↓↓↓

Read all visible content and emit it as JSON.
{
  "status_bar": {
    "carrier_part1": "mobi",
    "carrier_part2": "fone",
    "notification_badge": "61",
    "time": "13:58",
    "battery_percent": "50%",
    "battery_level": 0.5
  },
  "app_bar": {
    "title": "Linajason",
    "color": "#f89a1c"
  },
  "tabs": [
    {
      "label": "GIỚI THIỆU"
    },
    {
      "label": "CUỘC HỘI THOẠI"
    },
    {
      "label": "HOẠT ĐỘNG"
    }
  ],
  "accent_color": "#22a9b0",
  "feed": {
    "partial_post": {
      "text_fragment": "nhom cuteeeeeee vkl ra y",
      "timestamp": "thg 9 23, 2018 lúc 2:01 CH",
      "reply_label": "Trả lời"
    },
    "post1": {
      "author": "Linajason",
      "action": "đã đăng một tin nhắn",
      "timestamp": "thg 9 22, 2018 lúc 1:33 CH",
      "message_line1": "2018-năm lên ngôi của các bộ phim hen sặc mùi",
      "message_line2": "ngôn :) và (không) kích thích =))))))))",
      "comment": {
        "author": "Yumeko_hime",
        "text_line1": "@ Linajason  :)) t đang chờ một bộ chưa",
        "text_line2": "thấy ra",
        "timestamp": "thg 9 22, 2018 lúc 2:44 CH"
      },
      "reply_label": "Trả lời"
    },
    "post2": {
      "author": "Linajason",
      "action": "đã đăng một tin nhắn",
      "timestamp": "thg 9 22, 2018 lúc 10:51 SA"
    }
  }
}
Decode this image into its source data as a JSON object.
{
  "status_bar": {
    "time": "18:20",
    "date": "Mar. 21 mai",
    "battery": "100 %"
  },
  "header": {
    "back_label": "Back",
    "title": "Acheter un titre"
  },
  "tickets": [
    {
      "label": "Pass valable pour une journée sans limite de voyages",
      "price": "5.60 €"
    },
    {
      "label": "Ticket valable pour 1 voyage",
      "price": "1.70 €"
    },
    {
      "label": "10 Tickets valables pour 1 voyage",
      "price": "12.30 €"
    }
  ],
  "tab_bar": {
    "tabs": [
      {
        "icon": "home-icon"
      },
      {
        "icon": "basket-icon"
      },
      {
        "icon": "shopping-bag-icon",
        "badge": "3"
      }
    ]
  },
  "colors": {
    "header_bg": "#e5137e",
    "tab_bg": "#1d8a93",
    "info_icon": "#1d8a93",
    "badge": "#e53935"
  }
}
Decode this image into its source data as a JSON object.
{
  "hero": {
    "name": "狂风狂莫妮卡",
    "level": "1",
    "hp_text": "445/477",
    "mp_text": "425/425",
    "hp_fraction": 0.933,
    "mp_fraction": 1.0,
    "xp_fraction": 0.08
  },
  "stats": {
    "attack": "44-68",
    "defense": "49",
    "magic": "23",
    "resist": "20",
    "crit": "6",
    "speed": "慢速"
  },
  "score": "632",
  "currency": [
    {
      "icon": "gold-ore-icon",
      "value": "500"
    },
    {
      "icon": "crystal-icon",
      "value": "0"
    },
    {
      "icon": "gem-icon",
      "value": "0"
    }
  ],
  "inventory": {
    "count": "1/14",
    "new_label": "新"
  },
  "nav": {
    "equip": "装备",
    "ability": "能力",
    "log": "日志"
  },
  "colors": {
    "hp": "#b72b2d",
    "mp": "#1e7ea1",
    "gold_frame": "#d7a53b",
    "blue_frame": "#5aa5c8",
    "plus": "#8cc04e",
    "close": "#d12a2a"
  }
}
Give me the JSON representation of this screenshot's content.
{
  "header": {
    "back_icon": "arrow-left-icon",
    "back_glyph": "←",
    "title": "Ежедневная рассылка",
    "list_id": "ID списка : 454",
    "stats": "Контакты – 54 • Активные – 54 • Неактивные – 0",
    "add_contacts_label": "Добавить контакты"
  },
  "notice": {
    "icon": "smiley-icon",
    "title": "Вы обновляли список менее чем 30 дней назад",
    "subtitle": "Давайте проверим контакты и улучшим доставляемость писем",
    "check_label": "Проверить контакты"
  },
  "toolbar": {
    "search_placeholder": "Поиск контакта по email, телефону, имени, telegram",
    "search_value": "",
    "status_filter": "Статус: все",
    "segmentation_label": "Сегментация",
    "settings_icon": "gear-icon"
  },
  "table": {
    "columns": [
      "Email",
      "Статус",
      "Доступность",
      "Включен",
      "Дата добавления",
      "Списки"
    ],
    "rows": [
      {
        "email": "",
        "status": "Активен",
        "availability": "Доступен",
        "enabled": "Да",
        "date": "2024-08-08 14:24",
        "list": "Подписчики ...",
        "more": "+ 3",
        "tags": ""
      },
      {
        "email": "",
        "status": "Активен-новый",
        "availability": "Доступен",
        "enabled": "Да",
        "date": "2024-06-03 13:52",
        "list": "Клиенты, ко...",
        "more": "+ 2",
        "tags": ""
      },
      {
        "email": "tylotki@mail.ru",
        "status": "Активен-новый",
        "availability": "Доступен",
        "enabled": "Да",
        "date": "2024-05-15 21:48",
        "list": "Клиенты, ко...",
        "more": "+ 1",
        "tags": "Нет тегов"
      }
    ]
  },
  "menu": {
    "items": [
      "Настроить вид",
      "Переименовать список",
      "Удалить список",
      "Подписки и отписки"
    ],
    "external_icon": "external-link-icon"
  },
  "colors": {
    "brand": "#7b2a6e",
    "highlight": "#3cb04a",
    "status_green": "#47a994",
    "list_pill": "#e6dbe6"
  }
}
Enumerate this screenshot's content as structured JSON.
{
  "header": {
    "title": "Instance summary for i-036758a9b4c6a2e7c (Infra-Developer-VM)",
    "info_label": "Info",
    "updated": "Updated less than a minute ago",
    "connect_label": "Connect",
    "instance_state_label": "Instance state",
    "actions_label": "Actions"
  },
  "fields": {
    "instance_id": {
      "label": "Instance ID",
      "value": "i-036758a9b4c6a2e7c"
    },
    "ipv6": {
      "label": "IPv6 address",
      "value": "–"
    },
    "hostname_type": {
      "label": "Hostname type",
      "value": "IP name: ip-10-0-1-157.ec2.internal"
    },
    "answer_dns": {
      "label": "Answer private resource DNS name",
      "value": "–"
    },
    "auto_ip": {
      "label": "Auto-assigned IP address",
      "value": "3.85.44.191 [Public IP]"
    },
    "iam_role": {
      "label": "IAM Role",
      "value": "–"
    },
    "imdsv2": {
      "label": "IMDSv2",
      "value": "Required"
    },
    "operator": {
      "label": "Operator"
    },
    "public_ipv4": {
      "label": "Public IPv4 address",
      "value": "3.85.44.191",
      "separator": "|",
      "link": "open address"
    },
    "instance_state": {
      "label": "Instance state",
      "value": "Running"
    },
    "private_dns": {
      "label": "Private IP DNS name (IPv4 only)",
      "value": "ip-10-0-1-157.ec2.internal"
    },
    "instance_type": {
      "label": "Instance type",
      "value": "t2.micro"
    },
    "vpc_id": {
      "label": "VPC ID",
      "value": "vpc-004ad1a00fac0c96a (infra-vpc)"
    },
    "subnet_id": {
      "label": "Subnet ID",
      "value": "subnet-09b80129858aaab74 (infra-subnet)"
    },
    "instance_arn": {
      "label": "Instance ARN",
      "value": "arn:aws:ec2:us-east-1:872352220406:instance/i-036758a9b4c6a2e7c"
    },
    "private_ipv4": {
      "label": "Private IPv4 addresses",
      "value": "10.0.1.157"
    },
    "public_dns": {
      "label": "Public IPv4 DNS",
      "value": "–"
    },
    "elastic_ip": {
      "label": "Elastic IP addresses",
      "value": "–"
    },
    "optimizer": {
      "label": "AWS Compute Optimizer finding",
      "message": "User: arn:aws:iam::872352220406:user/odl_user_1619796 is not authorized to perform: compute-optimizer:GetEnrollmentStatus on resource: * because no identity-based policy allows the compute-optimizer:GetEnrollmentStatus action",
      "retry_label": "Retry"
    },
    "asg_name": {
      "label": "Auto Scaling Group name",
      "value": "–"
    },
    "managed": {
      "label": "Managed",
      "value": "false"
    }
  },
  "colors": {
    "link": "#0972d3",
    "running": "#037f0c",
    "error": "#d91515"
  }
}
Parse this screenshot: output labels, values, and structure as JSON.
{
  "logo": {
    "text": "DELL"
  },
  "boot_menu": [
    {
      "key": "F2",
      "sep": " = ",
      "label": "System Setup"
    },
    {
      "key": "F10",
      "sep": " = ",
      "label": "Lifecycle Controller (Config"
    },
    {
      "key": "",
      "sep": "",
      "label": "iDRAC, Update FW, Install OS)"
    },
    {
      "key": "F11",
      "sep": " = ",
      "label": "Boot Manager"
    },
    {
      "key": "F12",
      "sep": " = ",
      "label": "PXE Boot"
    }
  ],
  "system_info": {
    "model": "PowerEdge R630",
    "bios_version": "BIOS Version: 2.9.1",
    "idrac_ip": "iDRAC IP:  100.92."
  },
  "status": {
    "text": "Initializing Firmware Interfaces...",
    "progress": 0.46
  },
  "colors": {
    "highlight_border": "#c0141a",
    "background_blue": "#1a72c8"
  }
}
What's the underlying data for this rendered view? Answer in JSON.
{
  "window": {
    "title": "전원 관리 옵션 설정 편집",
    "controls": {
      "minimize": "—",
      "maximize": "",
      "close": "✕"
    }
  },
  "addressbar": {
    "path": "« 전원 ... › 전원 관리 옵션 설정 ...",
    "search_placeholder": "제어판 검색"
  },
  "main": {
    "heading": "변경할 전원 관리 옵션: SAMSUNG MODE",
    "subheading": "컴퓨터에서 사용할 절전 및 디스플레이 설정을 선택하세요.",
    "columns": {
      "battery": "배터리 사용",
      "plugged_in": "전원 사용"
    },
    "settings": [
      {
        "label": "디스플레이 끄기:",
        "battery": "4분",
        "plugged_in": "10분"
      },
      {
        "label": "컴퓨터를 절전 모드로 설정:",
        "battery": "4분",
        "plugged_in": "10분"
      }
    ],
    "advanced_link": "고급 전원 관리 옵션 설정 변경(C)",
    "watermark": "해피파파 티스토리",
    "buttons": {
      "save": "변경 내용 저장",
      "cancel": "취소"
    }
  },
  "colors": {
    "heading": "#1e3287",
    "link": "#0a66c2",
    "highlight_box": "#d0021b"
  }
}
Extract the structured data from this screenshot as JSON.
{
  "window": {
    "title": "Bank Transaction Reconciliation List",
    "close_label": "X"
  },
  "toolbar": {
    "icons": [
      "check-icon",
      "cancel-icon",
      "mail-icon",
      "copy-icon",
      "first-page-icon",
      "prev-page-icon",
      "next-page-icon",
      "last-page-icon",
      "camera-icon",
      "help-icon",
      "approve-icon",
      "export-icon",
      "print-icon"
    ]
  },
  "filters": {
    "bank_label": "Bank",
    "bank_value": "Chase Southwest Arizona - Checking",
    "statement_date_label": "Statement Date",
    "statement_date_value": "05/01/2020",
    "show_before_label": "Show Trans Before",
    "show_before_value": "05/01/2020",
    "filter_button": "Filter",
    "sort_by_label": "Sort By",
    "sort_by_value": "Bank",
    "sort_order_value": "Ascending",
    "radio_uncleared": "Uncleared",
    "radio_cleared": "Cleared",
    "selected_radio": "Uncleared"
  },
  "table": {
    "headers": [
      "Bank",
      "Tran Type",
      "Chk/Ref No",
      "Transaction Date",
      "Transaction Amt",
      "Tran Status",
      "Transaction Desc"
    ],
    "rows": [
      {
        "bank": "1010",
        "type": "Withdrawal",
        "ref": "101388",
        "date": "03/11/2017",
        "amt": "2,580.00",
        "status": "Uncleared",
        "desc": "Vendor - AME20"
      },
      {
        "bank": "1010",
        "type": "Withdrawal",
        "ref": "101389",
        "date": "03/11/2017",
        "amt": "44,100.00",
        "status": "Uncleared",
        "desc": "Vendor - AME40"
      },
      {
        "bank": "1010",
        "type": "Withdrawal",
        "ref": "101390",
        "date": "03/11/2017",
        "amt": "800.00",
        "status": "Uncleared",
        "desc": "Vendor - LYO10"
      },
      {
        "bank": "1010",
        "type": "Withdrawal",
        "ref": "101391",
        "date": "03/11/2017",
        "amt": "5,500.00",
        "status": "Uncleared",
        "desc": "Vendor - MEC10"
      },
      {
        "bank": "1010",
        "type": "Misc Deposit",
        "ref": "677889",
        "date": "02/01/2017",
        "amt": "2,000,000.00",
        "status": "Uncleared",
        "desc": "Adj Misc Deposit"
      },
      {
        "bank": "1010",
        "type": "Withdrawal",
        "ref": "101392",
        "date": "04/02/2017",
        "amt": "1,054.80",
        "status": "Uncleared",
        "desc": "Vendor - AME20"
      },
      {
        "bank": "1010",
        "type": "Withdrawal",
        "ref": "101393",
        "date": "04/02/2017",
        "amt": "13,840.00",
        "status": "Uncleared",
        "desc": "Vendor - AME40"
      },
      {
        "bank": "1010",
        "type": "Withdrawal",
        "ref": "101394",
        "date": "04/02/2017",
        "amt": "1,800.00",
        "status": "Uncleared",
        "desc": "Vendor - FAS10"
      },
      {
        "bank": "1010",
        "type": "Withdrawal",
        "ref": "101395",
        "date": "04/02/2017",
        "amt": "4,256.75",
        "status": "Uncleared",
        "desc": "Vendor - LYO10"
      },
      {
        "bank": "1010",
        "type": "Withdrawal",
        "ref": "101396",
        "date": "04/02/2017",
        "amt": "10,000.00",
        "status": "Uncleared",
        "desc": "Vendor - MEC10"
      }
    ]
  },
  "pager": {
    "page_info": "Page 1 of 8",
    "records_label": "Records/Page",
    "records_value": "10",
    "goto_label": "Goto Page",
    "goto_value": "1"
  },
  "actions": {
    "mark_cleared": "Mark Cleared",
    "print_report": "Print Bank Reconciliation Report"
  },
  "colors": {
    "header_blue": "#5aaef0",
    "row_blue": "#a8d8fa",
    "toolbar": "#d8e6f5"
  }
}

↑↑↑

* **Objective**:
Extract from the material all lines containing the string "디스플레이".

* **Answer**:
    "subheading": "컴퓨터에서 사용할 절전 및 디스플레이 설정을 선택하세요.",
        "label": "디스플레이 끄기:",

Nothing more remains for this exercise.